#### Data supplied
========================================

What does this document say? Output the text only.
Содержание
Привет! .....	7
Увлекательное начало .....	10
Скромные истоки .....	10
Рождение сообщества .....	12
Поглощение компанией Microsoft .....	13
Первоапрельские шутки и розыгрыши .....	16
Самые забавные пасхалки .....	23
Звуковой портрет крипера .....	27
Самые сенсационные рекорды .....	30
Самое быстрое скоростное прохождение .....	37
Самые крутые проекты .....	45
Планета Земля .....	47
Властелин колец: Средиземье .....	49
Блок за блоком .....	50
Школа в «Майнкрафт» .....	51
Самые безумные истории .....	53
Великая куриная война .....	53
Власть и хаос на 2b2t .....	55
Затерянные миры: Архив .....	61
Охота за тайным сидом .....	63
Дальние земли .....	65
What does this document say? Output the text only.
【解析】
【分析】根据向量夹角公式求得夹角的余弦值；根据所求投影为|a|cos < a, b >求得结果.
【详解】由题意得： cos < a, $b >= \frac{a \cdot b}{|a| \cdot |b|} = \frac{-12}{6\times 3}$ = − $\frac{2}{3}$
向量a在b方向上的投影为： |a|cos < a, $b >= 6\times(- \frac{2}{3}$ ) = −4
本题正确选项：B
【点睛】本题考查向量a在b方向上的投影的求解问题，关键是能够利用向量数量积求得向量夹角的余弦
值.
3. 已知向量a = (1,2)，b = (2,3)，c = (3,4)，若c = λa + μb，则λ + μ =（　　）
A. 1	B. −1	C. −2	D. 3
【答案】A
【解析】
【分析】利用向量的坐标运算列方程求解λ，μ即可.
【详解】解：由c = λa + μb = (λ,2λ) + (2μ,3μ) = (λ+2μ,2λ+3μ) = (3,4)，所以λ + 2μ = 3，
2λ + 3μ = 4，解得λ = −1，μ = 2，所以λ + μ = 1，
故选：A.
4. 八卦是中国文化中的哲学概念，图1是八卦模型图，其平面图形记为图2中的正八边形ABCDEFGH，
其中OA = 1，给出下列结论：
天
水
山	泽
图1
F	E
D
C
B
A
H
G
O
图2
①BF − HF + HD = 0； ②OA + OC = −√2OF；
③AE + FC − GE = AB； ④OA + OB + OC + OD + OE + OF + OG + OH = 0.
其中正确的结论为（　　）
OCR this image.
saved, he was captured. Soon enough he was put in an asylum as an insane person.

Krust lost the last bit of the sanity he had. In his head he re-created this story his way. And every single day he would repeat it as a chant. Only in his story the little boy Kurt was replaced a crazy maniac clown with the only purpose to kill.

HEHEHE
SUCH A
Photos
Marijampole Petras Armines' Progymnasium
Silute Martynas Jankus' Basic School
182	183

========================================

#### Aim
Write out the material exactly as given.

#### Answer below
What does this document say? Output the text only.
Содержание
Привет! .....	7
Увлекательное начало .....	10
Скромные истоки .....	10
Рождение сообщества .....	12
Поглощение компанией Microsoft .....	13
Первоапрельские шутки и розыгрыши .....	16
Самые забавные пасхалки .....	23
Звуковой портрет крипера .....	27
Самые сенсационные рекорды .....	30
Самое быстрое скоростное прохождение .....	37
Самые крутые проекты .....	45
Планета Земля .....	47
Властелин колец: Средиземье .....	49
Блок за блоком .....	50
Школа в «Майнкрафт» .....	51
Самые безумные истории .....	53
Великая куриная война .....	53
Власть и хаос на 2b2t .....	55
Затерянные миры: Архив .....	61
Охота за тайным сидом .....	63
Дальние земли .....	65
What does this document say? Output the text only.
【解析】
【分析】根据向量夹角公式求得夹角的余弦值；根据所求投影为|a|cos < a, b >求得结果.
【详解】由题意得： cos < a, $b >= \frac{a \cdot b}{|a| \cdot |b|} = \frac{-12}{6\times 3}$ = − $\frac{2}{3}$
向量a在b方向上的投影为： |a|cos < a, $b >= 6\times(- \frac{2}{3}$ ) = −4
本题正确选项：B
【点睛】本题考查向量a在b方向上的投影的求解问题，关键是能够利用向量数量积求得向量夹角的余弦
值.
3. 已知向量a = (1,2)，b = (2,3)，c = (3,4)，若c = λa + μb，则λ + μ =（　　）
A. 1	B. −1	C. −2	D. 3
【答案】A
【解析】
【分析】利用向量的坐标运算列方程求解λ，μ即可.
【详解】解：由c = λa + μb = (λ,2λ) + (2μ,3μ) = (λ+2μ,2λ+3μ) = (3,4)，所以λ + 2μ = 3，
2λ + 3μ = 4，解得λ = −1，μ = 2，所以λ + μ = 1，
故选：A.
4. 八卦是中国文化中的哲学概念，图1是八卦模型图，其平面图形记为图2中的正八边形ABCDEFGH，
其中OA = 1，给出下列结论：
天
水
山	泽
图1
F	E
D
C
B
A
H
G
O
图2
①BF − HF + HD = 0； ②OA + OC = −√2OF；
③AE + FC − GE = AB； ④OA + OB + OC + OD + OE + OF + OG + OH = 0.
其中正确的结论为（　　）
OCR this image.
saved, he was captured. Soon enough he was put in an asylum as an insane person.

Krust lost the last bit of the sanity he had. In his head he re-created this story his way. And every single day he would repeat it as a chant. Only in his story the little boy Kurt was replaced a crazy maniac clown with the only purpose to kill.

HEHEHE
SUCH A
Photos
Marijampole Petras Armines' Progymnasium
Silute Martynas Jankus' Basic School
182	183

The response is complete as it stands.